EXERCISE →
Reproduce the listing that follows with no differences at all.

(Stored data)
===

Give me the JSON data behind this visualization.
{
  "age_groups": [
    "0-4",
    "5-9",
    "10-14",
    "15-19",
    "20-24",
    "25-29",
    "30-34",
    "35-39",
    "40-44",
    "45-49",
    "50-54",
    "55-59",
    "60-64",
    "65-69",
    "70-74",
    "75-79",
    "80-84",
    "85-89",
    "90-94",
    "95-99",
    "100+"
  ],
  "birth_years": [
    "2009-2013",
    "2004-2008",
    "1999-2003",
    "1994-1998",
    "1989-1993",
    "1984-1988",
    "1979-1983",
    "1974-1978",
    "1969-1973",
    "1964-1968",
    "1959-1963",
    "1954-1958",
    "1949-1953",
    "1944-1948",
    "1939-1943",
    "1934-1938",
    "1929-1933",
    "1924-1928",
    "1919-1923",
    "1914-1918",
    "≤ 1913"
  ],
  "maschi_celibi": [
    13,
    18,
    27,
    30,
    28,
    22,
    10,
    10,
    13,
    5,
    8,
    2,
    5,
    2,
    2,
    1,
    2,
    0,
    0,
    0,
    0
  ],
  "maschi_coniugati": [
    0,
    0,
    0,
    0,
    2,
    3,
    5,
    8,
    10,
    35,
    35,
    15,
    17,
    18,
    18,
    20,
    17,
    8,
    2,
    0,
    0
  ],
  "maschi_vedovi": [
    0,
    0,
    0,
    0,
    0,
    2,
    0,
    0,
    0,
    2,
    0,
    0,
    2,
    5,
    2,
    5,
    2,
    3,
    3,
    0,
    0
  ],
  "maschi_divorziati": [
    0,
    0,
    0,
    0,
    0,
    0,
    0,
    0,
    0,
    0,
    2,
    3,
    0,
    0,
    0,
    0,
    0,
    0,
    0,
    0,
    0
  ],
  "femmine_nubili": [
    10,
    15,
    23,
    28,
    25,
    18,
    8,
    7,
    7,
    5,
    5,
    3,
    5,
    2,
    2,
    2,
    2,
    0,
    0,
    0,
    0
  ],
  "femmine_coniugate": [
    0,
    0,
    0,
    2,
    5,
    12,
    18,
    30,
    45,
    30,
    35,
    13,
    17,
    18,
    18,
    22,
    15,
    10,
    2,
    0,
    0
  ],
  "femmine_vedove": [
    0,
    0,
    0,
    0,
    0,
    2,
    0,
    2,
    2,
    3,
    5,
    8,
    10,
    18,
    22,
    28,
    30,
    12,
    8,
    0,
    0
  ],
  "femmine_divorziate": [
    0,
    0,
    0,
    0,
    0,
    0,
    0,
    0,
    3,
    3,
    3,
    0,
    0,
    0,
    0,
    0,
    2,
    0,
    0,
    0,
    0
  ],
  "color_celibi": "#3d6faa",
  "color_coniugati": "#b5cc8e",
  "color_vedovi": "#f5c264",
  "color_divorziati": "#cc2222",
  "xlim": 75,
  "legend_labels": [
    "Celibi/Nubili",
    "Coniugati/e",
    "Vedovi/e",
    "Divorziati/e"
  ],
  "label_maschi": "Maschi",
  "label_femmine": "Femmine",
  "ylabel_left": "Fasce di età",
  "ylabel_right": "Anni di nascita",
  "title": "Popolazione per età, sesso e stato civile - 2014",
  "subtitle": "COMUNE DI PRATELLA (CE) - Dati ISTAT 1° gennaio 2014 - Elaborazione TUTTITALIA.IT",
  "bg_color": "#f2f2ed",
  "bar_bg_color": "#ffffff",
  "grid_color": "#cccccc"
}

===

RESPONSE TO THE TASK →
Give me the JSON data behind this visualization.
{
  "age_groups": [
    "0-4",
    "5-9",
    "10-14",
    "15-19",
    "20-24",
    "25-29",
    "30-34",
    "35-39",
    "40-44",
    "45-49",
    "50-54",
    "55-59",
    "60-64",
    "65-69",
    "70-74",
    "75-79",
    "80-84",
    "85-89",
    "90-94",
    "95-99",
    "100+"
  ],
  "birth_years": [
    "2009-2013",
    "2004-2008",
    "1999-2003",
    "1994-1998",
    "1989-1993",
    "1984-1988",
    "1979-1983",
    "1974-1978",
    "1969-1973",
    "1964-1968",
    "1959-1963",
    "1954-1958",
    "1949-1953",
    "1944-1948",
    "1939-1943",
    "1934-1938",
    "1929-1933",
    "1924-1928",
    "1919-1923",
    "1914-1918",
    "≤ 1913"
  ],
  "maschi_celibi": [
    13,
    18,
    27,
    30,
    28,
    22,
    10,
    10,
    13,
    5,
    8,
    2,
    5,
    2,
    2,
    1,
    2,
    0,
    0,
    0,
    0
  ],
  "maschi_coniugati": [
    0,
    0,
    0,
    0,
    2,
    3,
    5,
    8,
    10,
    35,
    35,
    15,
    17,
    18,
    18,
    20,
    17,
    8,
    2,
    0,
    0
  ],
  "maschi_vedovi": [
    0,
    0,
    0,
    0,
    0,
    2,
    0,
    0,
    0,
    2,
    0,
    0,
    2,
    5,
    2,
    5,
    2,
    3,
    3,
    0,
    0
  ],
  "maschi_divorziati": [
    0,
    0,
    0,
    0,
    0,
    0,
    0,
    0,
    0,
    0,
    2,
    3,
    0,
    0,
    0,
    0,
    0,
    0,
    0,
    0,
    0
  ],
  "femmine_nubili": [
    10,
    15,
    23,
    28,
    25,
    18,
    8,
    7,
    7,
    5,
    5,
    3,
    5,
    2,
    2,
    2,
    2,
    0,
    0,
    0,
    0
  ],
  "femmine_coniugate": [
    0,
    0,
    0,
    2,
    5,
    12,
    18,
    30,
    45,
    30,
    35,
    13,
    17,
    18,
    18,
    22,
    15,
    10,
    2,
    0,
    0
  ],
  "femmine_vedove": [
    0,
    0,
    0,
    0,
    0,
    2,
    0,
    2,
    2,
    3,
    5,
    8,
    10,
    18,
    22,
    28,
    30,
    12,
    8,
    0,
    0
  ],
  "femmine_divorziate": [
    0,
    0,
    0,
    0,
    0,
    0,
    0,
    0,
    3,
    3,
    3,
    0,
    0,
    0,
    0,
    0,
    2,
    0,
    0,
    0,
    0
  ],
  "color_celibi": "#3d6faa",
  "color_coniugati": "#b5cc8e",
  "color_vedovi": "#f5c264",
  "color_divorziati": "#cc2222",
  "xlim": 75,
  "legend_labels": [
    "Celibi/Nubili",
    "Coniugati/e",
    "Vedovi/e",
    "Divorziati/e"
  ],
  "label_maschi": "Maschi",
  "label_femmine": "Femmine",
  "ylabel_left": "Fasce di età",
  "ylabel_right": "Anni di nascita",
  "title": "Popolazione per età, sesso e stato civile - 2014",
  "subtitle": "COMUNE DI PRATELLA (CE) - Dati ISTAT 1° gennaio 2014 - Elaborazione TUTTITALIA.IT",
  "bg_color": "#f2f2ed",
  "bar_bg_color": "#ffffff",
  "grid_color": "#cccccc"
}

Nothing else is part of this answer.